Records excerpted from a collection
▶
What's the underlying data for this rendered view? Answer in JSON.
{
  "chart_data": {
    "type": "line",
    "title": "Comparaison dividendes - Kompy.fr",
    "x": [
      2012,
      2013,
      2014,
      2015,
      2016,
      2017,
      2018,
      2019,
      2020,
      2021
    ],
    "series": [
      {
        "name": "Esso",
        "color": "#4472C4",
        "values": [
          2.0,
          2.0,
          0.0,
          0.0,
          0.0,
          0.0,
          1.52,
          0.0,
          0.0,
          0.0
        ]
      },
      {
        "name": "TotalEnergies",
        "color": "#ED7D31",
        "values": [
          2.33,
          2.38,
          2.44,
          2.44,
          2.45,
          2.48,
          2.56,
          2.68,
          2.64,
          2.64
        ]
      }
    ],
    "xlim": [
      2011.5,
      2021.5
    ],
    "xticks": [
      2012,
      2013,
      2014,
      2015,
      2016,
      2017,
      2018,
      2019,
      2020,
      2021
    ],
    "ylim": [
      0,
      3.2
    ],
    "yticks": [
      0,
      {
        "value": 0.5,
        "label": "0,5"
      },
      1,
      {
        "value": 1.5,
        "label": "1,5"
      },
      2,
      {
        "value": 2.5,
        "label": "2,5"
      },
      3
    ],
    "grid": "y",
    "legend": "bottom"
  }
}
◀
Please repeat all the records above exactly as they appear.

What's the underlying data for this rendered view? Answer in JSON.
{
  "chart_data": {
    "type": "line",
    "title": "Comparaison dividendes - Kompy.fr",
    "x": [
      2012,
      2013,
      2014,
      2015,
      2016,
      2017,
      2018,
      2019,
      2020,
      2021
    ],
    "series": [
      {
        "name": "Esso",
        "color": "#4472C4",
        "values": [
          2.0,
          2.0,
          0.0,
          0.0,
          0.0,
          0.0,
          1.52,
          0.0,
          0.0,
          0.0
        ]
      },
      {
        "name": "TotalEnergies",
        "color": "#ED7D31",
        "values": [
          2.33,
          2.38,
          2.44,
          2.44,
          2.45,
          2.48,
          2.56,
          2.68,
          2.64,
          2.64
        ]
      }
    ],
    "xlim": [
      2011.5,
      2021.5
    ],
    "xticks": [
      2012,
      2013,
      2014,
      2015,
      2016,
      2017,
      2018,
      2019,
      2020,
      2021
    ],
    "ylim": [
      0,
      3.2
    ],
    "yticks": [
      0,
      {
        "value": 0.5,
        "label": "0,5"
      },
      1,
      {
        "value": 1.5,
        "label": "1,5"
      },
      2,
      {
        "value": 2.5,
        "label": "2,5"
      },
      3
    ],
    "grid": "y",
    "legend": "bottom"
  }
}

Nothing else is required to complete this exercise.